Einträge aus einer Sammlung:
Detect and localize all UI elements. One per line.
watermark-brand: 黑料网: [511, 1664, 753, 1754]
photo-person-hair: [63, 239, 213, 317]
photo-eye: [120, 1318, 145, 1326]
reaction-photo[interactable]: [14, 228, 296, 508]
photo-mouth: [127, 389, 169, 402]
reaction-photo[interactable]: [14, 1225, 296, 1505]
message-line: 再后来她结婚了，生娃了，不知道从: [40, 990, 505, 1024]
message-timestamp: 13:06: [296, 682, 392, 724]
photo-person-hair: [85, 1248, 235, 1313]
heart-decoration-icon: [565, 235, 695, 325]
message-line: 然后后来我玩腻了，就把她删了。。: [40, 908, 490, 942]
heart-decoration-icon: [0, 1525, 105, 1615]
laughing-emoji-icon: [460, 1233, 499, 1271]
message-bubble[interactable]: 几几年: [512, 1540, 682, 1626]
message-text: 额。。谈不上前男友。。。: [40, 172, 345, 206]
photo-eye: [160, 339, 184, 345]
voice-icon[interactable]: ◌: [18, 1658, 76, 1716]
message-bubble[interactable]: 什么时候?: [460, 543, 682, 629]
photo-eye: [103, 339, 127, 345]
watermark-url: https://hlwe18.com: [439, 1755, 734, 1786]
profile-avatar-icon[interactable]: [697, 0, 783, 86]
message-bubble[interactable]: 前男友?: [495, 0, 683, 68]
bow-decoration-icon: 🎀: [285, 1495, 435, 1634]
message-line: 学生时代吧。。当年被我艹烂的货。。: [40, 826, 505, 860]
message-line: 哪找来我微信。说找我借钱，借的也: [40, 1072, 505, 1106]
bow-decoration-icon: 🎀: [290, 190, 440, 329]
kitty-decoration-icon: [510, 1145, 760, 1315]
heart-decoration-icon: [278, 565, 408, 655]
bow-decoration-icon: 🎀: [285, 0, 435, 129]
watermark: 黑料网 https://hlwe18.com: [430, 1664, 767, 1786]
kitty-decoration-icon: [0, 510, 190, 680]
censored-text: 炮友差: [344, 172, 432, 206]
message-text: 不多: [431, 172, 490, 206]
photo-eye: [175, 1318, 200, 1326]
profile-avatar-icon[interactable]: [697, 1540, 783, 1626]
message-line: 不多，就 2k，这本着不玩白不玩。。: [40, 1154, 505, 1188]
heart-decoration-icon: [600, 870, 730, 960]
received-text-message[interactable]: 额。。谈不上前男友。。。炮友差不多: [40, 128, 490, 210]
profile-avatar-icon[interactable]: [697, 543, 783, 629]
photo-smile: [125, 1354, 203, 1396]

Ziel der Übung:
Übertrage sämtliche Zeilen der obigen Einträge in eine JSON-Liste von Zeichenketten, mit einer Zeichenkette pro Zeile und ohne Leerzeilen.

Die Antwort:
[
  "Detect and localize all UI elements. One per line.",
  "watermark-brand: 黑料网: [511, 1664, 753, 1754]",
  "photo-person-hair: [63, 239, 213, 317]",
  "photo-eye: [120, 1318, 145, 1326]",
  "reaction-photo[interactable]: [14, 228, 296, 508]",
  "photo-mouth: [127, 389, 169, 402]",
  "reaction-photo[interactable]: [14, 1225, 296, 1505]",
  "message-line: 再后来她结婚了，生娃了，不知道从: [40, 990, 505, 1024]",
  "message-timestamp: 13:06: [296, 682, 392, 724]",
  "photo-person-hair: [85, 1248, 235, 1313]",
  "heart-decoration-icon: [565, 235, 695, 325]",
  "message-line: 然后后来我玩腻了，就把她删了。。: [40, 908, 490, 942]",
  "heart-decoration-icon: [0, 1525, 105, 1615]",
  "laughing-emoji-icon: [460, 1233, 499, 1271]",
  "message-bubble[interactable]: 几几年: [512, 1540, 682, 1626]",
  "message-text: 额。。谈不上前男友。。。: [40, 172, 345, 206]",
  "photo-eye: [160, 339, 184, 345]",
  "voice-icon[interactable]: ◌: [18, 1658, 76, 1716]",
  "message-bubble[interactable]: 什么时候?: [460, 543, 682, 629]",
  "photo-eye: [103, 339, 127, 345]",
  "watermark-url: https://hlwe18.com: [439, 1755, 734, 1786]",
  "profile-avatar-icon[interactable]: [697, 0, 783, 86]",
  "message-bubble[interactable]: 前男友?: [495, 0, 683, 68]",
  "bow-decoration-icon: 🎀: [285, 1495, 435, 1634]",
  "message-line: 学生时代吧。。当年被我艹烂的货。。: [40, 826, 505, 860]",
  "message-line: 哪找来我微信。说找我借钱，借的也: [40, 1072, 505, 1106]",
  "bow-decoration-icon: 🎀: [290, 190, 440, 329]",
  "kitty-decoration-icon: [510, 1145, 760, 1315]",
  "heart-decoration-icon: [278, 565, 408, 655]",
  "bow-decoration-icon: 🎀: [285, 0, 435, 129]",
  "watermark: 黑料网 https://hlwe18.com: [430, 1664, 767, 1786]",
  "kitty-decoration-icon: [0, 510, 190, 680]",
  "censored-text: 炮友差: [344, 172, 432, 206]",
  "message-text: 不多: [431, 172, 490, 206]",
  "photo-eye: [175, 1318, 200, 1326]",
  "profile-avatar-icon[interactable]: [697, 1540, 783, 1626]",
  "message-line: 不多，就 2k，这本着不玩白不玩。。: [40, 1154, 505, 1188]",
  "heart-decoration-icon: [600, 870, 730, 960]",
  "received-text-message[interactable]: 额。。谈不上前男友。。。炮友差不多: [40, 128, 490, 210]",
  "profile-avatar-icon[interactable]: [697, 543, 783, 629]",
  "photo-smile: [125, 1354, 203, 1396]"
]